[Figure dataset records]
#####
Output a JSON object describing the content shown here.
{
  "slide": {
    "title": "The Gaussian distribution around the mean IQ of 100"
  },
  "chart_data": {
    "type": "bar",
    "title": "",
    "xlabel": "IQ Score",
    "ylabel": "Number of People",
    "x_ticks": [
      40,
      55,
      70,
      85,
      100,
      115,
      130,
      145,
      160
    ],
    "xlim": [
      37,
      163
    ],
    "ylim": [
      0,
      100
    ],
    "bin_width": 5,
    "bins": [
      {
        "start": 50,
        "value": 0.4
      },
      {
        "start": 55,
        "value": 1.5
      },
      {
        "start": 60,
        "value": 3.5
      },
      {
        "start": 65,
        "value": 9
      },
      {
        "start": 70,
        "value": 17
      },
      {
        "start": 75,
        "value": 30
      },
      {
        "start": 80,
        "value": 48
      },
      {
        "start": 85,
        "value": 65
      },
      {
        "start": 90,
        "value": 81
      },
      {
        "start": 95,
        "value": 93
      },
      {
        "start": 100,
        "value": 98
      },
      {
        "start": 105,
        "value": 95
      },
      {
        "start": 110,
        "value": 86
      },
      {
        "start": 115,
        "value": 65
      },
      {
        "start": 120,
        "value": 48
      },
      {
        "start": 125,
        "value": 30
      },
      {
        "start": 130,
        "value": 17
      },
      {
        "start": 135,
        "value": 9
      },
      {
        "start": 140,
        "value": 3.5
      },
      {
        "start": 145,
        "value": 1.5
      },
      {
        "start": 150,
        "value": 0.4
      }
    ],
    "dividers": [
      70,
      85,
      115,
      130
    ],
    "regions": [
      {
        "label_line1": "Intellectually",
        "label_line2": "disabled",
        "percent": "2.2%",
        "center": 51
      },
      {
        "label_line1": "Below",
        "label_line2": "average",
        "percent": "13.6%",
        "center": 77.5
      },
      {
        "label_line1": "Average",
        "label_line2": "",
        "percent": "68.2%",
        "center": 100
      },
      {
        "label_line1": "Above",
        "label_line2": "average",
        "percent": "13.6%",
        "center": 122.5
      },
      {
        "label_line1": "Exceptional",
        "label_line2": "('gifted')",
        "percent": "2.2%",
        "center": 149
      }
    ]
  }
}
#####
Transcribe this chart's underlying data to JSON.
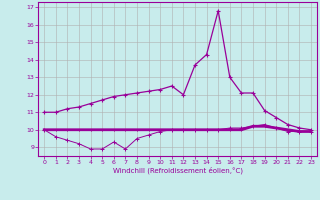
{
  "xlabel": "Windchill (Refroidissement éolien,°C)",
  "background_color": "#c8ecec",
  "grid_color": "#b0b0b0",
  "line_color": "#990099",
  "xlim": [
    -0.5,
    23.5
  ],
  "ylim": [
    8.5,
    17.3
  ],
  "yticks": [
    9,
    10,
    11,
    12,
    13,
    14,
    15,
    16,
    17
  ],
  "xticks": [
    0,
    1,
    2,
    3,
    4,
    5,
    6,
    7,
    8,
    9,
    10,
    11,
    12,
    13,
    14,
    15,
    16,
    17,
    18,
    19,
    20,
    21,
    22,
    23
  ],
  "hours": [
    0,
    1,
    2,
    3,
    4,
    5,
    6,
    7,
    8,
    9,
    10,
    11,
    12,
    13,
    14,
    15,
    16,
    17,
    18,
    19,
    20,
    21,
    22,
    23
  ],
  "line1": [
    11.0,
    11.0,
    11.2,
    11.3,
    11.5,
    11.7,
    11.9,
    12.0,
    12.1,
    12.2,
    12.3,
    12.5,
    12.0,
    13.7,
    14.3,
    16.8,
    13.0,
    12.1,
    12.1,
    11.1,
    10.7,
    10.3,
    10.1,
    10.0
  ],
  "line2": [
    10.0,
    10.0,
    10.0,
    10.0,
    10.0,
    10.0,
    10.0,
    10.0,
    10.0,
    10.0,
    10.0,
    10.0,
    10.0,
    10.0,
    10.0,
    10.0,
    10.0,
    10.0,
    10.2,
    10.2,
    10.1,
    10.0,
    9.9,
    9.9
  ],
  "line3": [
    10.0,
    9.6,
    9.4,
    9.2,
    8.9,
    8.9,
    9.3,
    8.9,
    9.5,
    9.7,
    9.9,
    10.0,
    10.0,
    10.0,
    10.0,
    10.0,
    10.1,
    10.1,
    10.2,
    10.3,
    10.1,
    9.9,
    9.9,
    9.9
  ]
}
#####
» What is required:
Lines containing the word "title" must all be returned from the material above.

» Full answer:
    "title": "The Gaussian distribution around the mean IQ of 100"
    "title": "",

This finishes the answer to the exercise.